REQUIRED TASK: The records underneath are to be repeated exactly, with the pictures left out.

ROWS:
######

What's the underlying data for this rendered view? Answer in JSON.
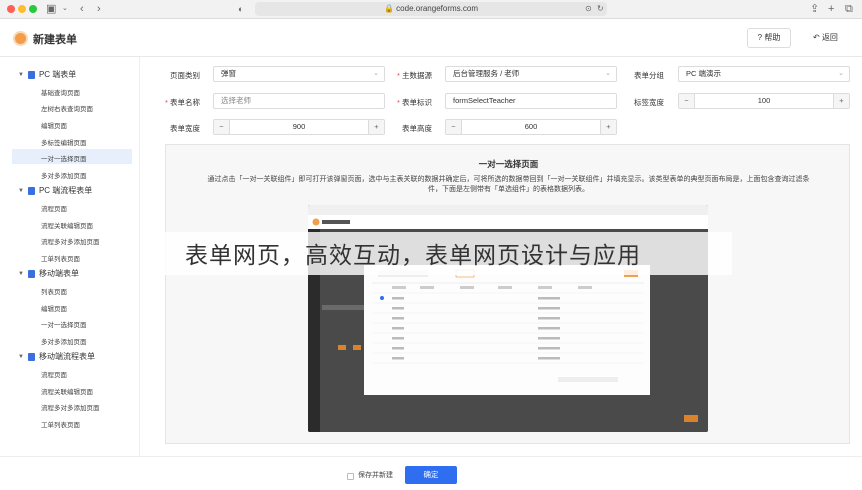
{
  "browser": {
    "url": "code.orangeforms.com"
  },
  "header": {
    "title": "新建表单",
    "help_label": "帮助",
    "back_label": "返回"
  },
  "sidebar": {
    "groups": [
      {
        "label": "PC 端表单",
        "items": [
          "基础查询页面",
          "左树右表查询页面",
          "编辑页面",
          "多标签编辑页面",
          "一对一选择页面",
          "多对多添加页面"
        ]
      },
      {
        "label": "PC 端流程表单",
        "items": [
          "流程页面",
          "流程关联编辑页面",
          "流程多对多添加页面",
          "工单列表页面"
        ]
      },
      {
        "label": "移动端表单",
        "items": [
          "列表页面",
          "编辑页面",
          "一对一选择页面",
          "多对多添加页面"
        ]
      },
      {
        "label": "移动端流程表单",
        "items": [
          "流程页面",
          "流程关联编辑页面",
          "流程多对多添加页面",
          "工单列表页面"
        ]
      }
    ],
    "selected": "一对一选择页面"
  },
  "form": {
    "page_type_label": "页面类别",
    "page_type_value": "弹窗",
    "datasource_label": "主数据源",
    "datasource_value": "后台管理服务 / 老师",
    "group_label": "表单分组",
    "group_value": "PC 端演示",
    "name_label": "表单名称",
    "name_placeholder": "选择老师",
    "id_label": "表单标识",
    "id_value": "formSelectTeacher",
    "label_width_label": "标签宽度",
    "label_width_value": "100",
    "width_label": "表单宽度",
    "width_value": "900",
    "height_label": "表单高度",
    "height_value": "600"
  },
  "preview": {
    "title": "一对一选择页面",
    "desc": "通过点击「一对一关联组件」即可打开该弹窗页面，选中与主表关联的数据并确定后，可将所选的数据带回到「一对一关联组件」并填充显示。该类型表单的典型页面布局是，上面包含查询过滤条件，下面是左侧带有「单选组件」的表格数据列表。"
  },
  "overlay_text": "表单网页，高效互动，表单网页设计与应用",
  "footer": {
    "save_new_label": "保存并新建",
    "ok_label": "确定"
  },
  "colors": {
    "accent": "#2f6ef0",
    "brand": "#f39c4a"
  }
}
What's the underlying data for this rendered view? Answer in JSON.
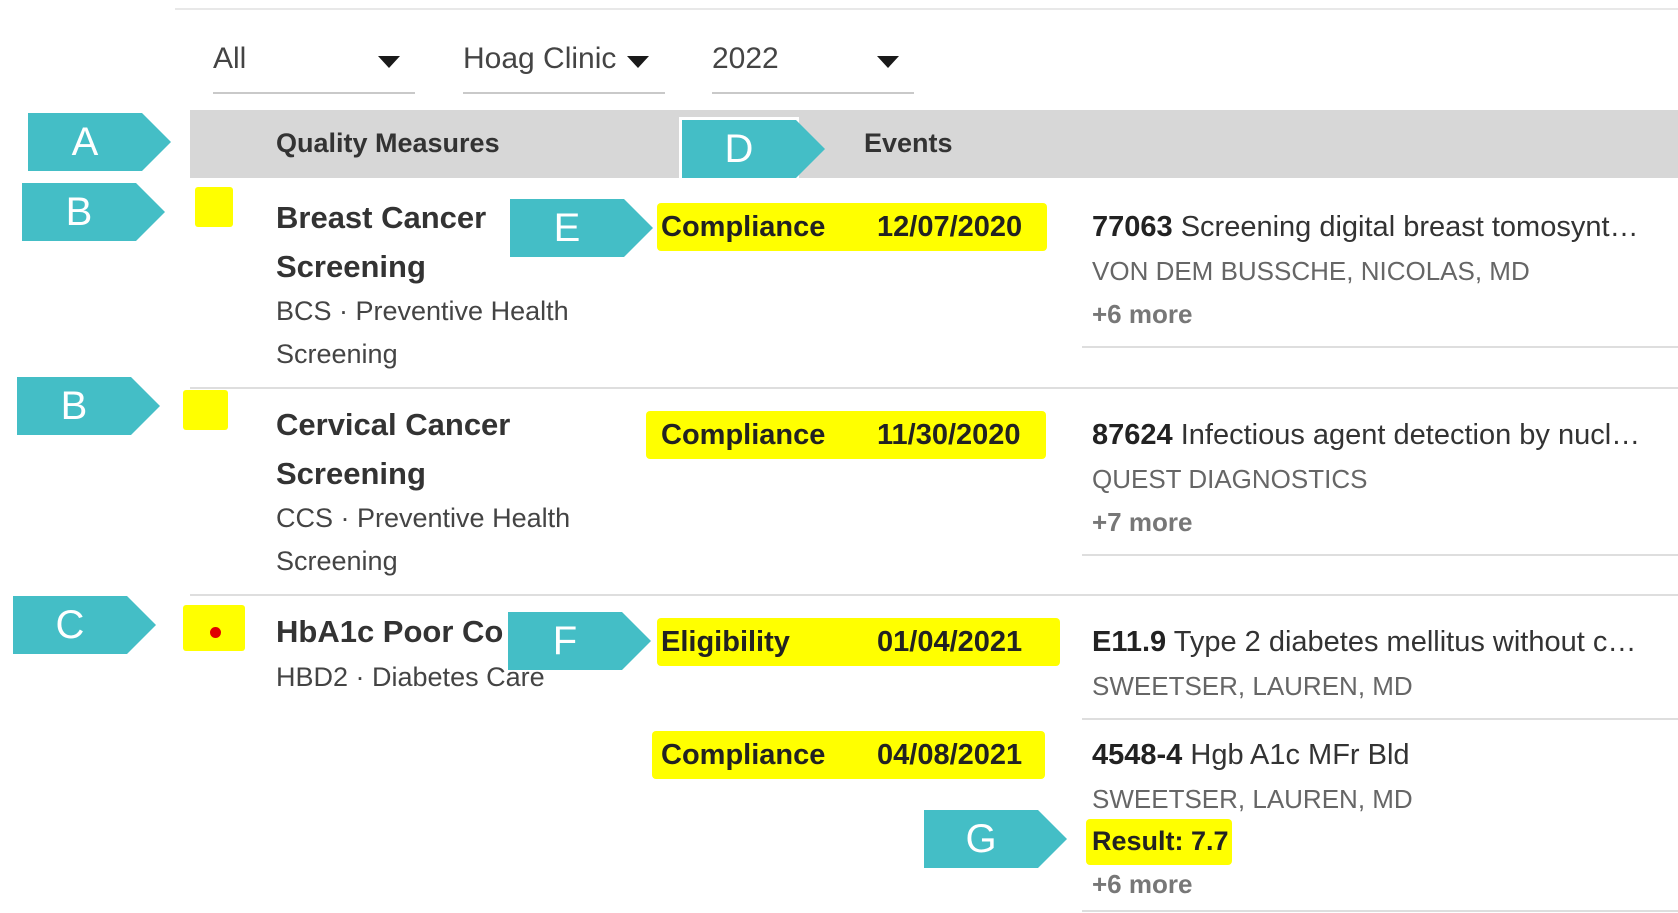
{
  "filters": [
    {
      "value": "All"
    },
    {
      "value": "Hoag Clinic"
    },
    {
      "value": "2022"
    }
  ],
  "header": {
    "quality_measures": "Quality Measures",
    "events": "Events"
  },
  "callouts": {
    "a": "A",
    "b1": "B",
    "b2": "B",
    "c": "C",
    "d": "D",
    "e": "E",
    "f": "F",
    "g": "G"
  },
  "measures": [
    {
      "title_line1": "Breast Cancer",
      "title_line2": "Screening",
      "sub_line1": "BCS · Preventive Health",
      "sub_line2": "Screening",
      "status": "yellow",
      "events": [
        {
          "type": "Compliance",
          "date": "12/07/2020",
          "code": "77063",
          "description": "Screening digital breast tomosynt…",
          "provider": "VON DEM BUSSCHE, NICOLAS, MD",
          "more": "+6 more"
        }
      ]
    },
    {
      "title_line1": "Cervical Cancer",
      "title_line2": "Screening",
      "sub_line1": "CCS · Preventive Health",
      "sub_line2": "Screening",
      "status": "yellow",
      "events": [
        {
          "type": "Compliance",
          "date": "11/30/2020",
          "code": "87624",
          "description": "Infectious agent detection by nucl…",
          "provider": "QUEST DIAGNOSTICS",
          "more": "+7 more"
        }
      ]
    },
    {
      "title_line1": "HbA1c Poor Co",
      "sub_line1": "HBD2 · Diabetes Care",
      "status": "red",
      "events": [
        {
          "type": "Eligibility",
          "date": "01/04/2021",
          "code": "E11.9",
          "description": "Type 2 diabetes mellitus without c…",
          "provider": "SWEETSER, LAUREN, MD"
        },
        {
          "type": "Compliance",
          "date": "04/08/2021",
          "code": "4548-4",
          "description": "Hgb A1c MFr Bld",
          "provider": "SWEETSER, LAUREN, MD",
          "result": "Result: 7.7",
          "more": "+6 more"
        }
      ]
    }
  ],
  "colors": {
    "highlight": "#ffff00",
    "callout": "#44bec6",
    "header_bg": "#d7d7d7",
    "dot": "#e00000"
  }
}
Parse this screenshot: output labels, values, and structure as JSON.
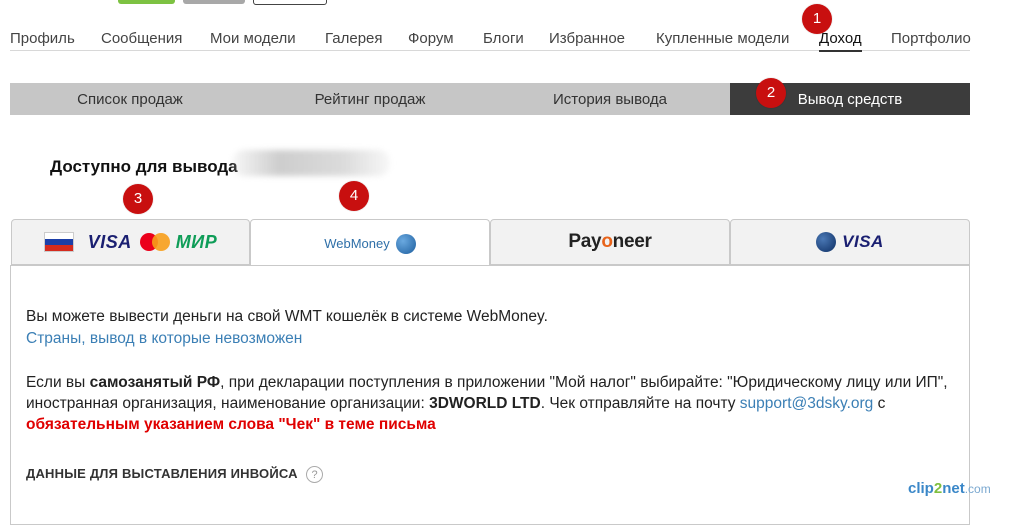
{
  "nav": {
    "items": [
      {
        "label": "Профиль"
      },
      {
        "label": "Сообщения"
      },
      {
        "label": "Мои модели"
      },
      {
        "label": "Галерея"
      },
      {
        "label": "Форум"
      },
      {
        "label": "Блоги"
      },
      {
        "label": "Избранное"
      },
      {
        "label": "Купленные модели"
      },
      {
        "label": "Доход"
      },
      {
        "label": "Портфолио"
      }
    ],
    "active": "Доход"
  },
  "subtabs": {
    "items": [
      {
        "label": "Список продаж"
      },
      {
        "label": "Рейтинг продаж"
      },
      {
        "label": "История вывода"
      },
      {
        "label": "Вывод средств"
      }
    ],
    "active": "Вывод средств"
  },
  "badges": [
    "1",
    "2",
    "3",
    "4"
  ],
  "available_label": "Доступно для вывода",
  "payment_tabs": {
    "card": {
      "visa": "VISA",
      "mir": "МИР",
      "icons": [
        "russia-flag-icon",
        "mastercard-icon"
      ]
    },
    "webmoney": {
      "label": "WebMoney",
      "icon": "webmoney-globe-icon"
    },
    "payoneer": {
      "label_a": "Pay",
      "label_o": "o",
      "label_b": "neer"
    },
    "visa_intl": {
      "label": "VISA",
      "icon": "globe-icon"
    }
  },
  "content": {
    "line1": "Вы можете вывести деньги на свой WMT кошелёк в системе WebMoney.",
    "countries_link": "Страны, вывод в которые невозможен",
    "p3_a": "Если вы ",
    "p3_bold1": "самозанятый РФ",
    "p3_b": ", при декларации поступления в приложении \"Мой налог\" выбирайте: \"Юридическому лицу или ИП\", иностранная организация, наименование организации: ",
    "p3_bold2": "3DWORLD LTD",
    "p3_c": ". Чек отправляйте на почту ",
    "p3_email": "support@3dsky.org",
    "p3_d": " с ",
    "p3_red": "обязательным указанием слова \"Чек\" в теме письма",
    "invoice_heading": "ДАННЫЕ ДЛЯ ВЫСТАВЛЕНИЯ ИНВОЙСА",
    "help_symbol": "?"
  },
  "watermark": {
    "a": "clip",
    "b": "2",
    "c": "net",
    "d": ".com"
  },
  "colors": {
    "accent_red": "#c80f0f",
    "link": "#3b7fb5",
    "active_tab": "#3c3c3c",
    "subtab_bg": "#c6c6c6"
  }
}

######

ANSWER TO THIS TASK:
What's the underlying data for this rendered view? Answer in JSON.
{
  "browser": {
    "url": "code.orangeforms.com"
  },
  "header": {
    "title": "新建表单",
    "help_label": "帮助",
    "back_label": "返回"
  },
  "sidebar": {
    "groups": [
      {
        "label": "PC 端表单",
        "items": [
          "基础查询页面",
          "左树右表查询页面",
          "编辑页面",
          "多标签编辑页面",
          "一对一选择页面",
          "多对多添加页面"
        ]
      },
      {
        "label": "PC 端流程表单",
        "items": [
          "流程页面",
          "流程关联编辑页面",
          "流程多对多添加页面",
          "工单列表页面"
        ]
      },
      {
        "label": "移动端表单",
        "items": [
          "列表页面",
          "编辑页面",
          "一对一选择页面",
          "多对多添加页面"
        ]
      },
      {
        "label": "移动端流程表单",
        "items": [
          "流程页面",
          "流程关联编辑页面",
          "流程多对多添加页面",
          "工单列表页面"
        ]
      }
    ],
    "selected": "一对一选择页面"
  },
  "form": {
    "page_type_label": "页面类别",
    "page_type_value": "弹窗",
    "datasource_label": "主数据源",
    "datasource_value": "后台管理服务 / 老师",
    "group_label": "表单分组",
    "group_value": "PC 端演示",
    "name_label": "表单名称",
    "name_placeholder": "选择老师",
    "id_label": "表单标识",
    "id_value": "formSelectTeacher",
    "label_width_label": "标签宽度",
    "label_width_value": "100",
    "width_label": "表单宽度",
    "width_value": "900",
    "height_label": "表单高度",
    "height_value": "600"
  },
  "preview": {
    "title": "一对一选择页面",
    "desc": "通过点击「一对一关联组件」即可打开该弹窗页面，选中与主表关联的数据并确定后，可将所选的数据带回到「一对一关联组件」并填充显示。该类型表单的典型页面布局是，上面包含查询过滤条件，下面是左侧带有「单选组件」的表格数据列表。"
  },
  "overlay_text": "表单网页，高效互动，表单网页设计与应用",
  "footer": {
    "save_new_label": "保存并新建",
    "ok_label": "确定"
  },
  "colors": {
    "accent": "#2f6ef0",
    "brand": "#f39c4a"
  }
}
What's the underlying data for this rendered view? Answer in JSON.
{
  "filters": [
    {
      "value": "All"
    },
    {
      "value": "Hoag Clinic"
    },
    {
      "value": "2022"
    }
  ],
  "header": {
    "quality_measures": "Quality Measures",
    "events": "Events"
  },
  "callouts": {
    "a": "A",
    "b1": "B",
    "b2": "B",
    "c": "C",
    "d": "D",
    "e": "E",
    "f": "F",
    "g": "G"
  },
  "measures": [
    {
      "title_line1": "Breast Cancer",
      "title_line2": "Screening",
      "sub_line1": "BCS · Preventive Health",
      "sub_line2": "Screening",
      "status": "yellow",
      "events": [
        {
          "type": "Compliance",
          "date": "12/07/2020",
          "code": "77063",
          "description": "Screening digital breast tomosynt…",
          "provider": "VON DEM BUSSCHE, NICOLAS, MD",
          "more": "+6 more"
        }
      ]
    },
    {
      "title_line1": "Cervical Cancer",
      "title_line2": "Screening",
      "sub_line1": "CCS · Preventive Health",
      "sub_line2": "Screening",
      "status": "yellow",
      "events": [
        {
          "type": "Compliance",
          "date": "11/30/2020",
          "code": "87624",
          "description": "Infectious agent detection by nucl…",
          "provider": "QUEST DIAGNOSTICS",
          "more": "+7 more"
        }
      ]
    },
    {
      "title_line1": "HbA1c Poor Co",
      "sub_line1": "HBD2 · Diabetes Care",
      "status": "red",
      "events": [
        {
          "type": "Eligibility",
          "date": "01/04/2021",
          "code": "E11.9",
          "description": "Type 2 diabetes mellitus without c…",
          "provider": "SWEETSER, LAUREN, MD"
        },
        {
          "type": "Compliance",
          "date": "04/08/2021",
          "code": "4548-4",
          "description": "Hgb A1c MFr Bld",
          "provider": "SWEETSER, LAUREN, MD",
          "result": "Result: 7.7",
          "more": "+6 more"
        }
      ]
    }
  ],
  "colors": {
    "highlight": "#ffff00",
    "callout": "#44bec6",
    "header_bg": "#d7d7d7",
    "dot": "#e00000"
  }
}
Parse this screenshot: output labels, values, and structure as JSON.
{
  "nav": {
    "items": [
      {
        "label": "Профиль"
      },
      {
        "label": "Сообщения"
      },
      {
        "label": "Мои модели"
      },
      {
        "label": "Галерея"
      },
      {
        "label": "Форум"
      },
      {
        "label": "Блоги"
      },
      {
        "label": "Избранное"
      },
      {
        "label": "Купленные модели"
      },
      {
        "label": "Доход"
      },
      {
        "label": "Портфолио"
      }
    ],
    "active": "Доход"
  },
  "subtabs": {
    "items": [
      {
        "label": "Список продаж"
      },
      {
        "label": "Рейтинг продаж"
      },
      {
        "label": "История вывода"
      },
      {
        "label": "Вывод средств"
      }
    ],
    "active": "Вывод средств"
  },
  "badges": [
    "1",
    "2",
    "3",
    "4"
  ],
  "available_label": "Доступно для вывода",
  "payment_tabs": {
    "card": {
      "visa": "VISA",
      "mir": "МИР",
      "icons": [
        "russia-flag-icon",
        "mastercard-icon"
      ]
    },
    "webmoney": {
      "label": "WebMoney",
      "icon": "webmoney-globe-icon"
    },
    "payoneer": {
      "label_a": "Pay",
      "label_o": "o",
      "label_b": "neer"
    },
    "visa_intl": {
      "label": "VISA",
      "icon": "globe-icon"
    }
  },
  "content": {
    "line1": "Вы можете вывести деньги на свой WMT кошелёк в системе WebMoney.",
    "countries_link": "Страны, вывод в которые невозможен",
    "p3_a": "Если вы ",
    "p3_bold1": "самозанятый РФ",
    "p3_b": ", при декларации поступления в приложении \"Мой налог\" выбирайте: \"Юридическому лицу или ИП\", иностранная организация, наименование организации: ",
    "p3_bold2": "3DWORLD LTD",
    "p3_c": ". Чек отправляйте на почту ",
    "p3_email": "support@3dsky.org",
    "p3_d": " с ",
    "p3_red": "обязательным указанием слова \"Чек\" в теме письма",
    "invoice_heading": "ДАННЫЕ ДЛЯ ВЫСТАВЛЕНИЯ ИНВОЙСА",
    "help_symbol": "?"
  },
  "watermark": {
    "a": "clip",
    "b": "2",
    "c": "net",
    "d": ".com"
  },
  "colors": {
    "accent_red": "#c80f0f",
    "link": "#3b7fb5",
    "active_tab": "#3c3c3c",
    "subtab_bg": "#c6c6c6"
  }
}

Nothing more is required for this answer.